Convert the rows below into a two-column CSV with the header input,output. Give one line for each row, placing its description in input and its answer in output, with each field enclosed in double quotes, line breaks replaced by spaces, and the pictures left out.
>>>>>
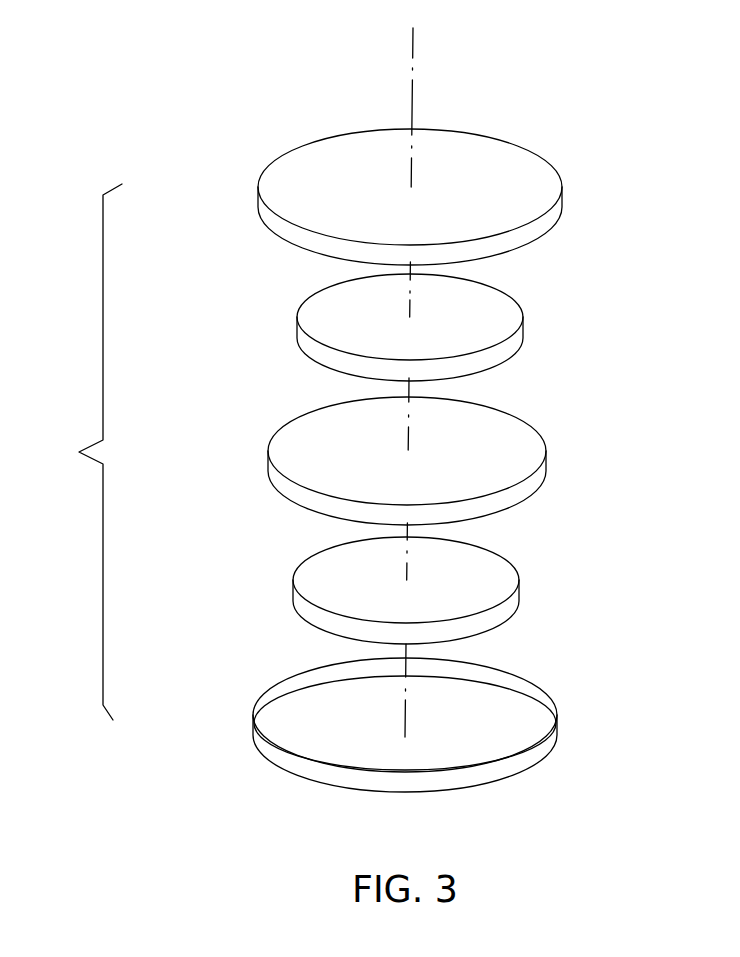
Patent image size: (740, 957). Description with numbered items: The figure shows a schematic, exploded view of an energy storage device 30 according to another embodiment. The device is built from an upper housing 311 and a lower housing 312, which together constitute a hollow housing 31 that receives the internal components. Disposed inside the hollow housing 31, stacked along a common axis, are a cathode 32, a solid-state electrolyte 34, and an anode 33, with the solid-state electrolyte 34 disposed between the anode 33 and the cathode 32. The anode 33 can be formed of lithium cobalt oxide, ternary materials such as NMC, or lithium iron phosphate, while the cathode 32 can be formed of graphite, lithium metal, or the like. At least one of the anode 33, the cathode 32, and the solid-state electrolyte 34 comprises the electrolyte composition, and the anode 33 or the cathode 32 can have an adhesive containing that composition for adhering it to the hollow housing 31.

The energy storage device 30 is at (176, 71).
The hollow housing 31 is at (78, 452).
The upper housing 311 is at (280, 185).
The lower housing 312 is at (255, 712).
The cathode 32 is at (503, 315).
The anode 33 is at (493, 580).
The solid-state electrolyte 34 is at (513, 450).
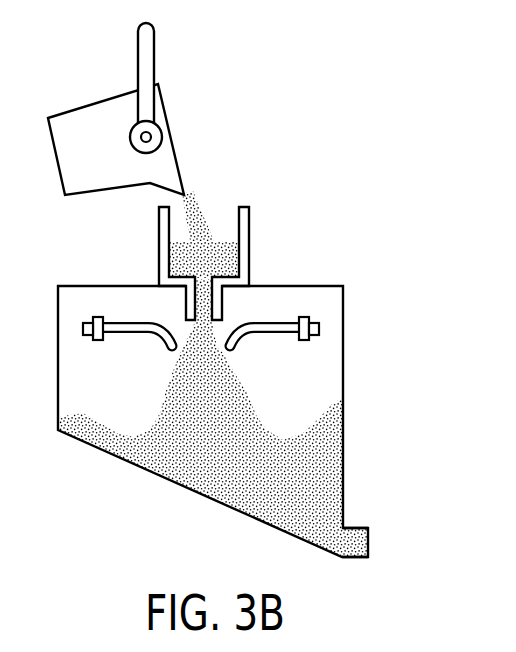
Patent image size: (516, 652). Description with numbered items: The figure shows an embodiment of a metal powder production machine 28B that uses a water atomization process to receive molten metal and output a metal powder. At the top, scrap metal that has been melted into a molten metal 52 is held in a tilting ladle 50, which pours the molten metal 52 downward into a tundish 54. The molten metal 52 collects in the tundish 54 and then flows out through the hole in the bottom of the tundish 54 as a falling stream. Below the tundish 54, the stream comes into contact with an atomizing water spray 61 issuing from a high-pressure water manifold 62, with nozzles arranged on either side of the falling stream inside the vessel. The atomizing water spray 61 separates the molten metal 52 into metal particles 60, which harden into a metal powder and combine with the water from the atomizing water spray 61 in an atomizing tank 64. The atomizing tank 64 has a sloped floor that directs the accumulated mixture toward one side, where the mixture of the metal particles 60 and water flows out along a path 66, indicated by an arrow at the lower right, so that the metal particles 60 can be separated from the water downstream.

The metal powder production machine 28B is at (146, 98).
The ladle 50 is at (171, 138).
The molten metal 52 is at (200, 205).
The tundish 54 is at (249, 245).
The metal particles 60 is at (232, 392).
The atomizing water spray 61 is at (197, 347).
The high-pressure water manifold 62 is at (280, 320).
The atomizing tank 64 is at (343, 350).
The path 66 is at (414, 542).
<<<<<
▶ Correct answer:
input,output
"Patent image size: (740, 957). Description with numbered items: The figure shows a schematic, exploded view of an energy storage device 30 according to another embodiment. The device is built from an upper housing 311 and a lower housing 312, which together constitute a hollow housing 31 that receives the internal components. Disposed inside the hollow housing 31, stacked along a common axis, are a cathode 32, a solid-state electrolyte 34, and an anode 33, with the solid-state electrolyte 34 disposed between the anode 33 and the cathode 32. The anode 33 can be formed of lithium cobalt oxide, ternary materials such as NMC, or lithium iron phosphate, while the cathode 32 can be formed of graphite, lithium metal, or the like. At least one of the anode 33, the cathode 32, and the solid-state electrolyte 34 comprises the electrolyte composition, and the anode 33 or the cathode 32 can have an adhesive containing that composition for adhering it to the hollow housing 31.","The energy storage device 30 is at (176, 71). The hollow housing 31 is at (78, 452). The upper housing 311 is at (280, 185). The lower housing 312 is at (255, 712). The cathode 32 is at (503, 315). The anode 33 is at (493, 580). The solid-state electrolyte 34 is at (513, 450)."
"Patent image size: (516, 652). Description with numbered items: The figure shows an embodiment of a metal powder production machine 28B that uses a water atomization process to receive molten metal and output a metal powder. At the top, scrap metal that has been melted into a molten metal 52 is held in a tilting ladle 50, which pours the molten metal 52 downward into a tundish 54. The molten metal 52 collects in the tundish 54 and then flows out through the hole in the bottom of the tundish 54 as a falling stream. Below the tundish 54, the stream comes into contact with an atomizing water spray 61 issuing from a high-pressure water manifold 62, with nozzles arranged on either side of the falling stream inside the vessel. The atomizing water spray 61 separates the molten metal 52 into metal particles 60, which harden into a metal powder and combine with the water from the atomizing water spray 61 in an atomizing tank 64. The atomizing tank 64 has a sloped floor that directs the accumulated mixture toward one side, where the mixture of the metal particles 60 and water flows out along a path 66, indicated by an arrow at the lower right, so that the metal particles 60 can be separated from the water downstream.","The metal powder production machine 28B is at (146, 98). The ladle 50 is at (171, 138). The molten metal 52 is at (200, 205). The tundish 54 is at (249, 245). The metal particles 60 is at (232, 392). The atomizing water spray 61 is at (197, 347). The high-pressure water manifold 62 is at (280, 320). The atomizing tank 64 is at (343, 350). The path 66 is at (414, 542)."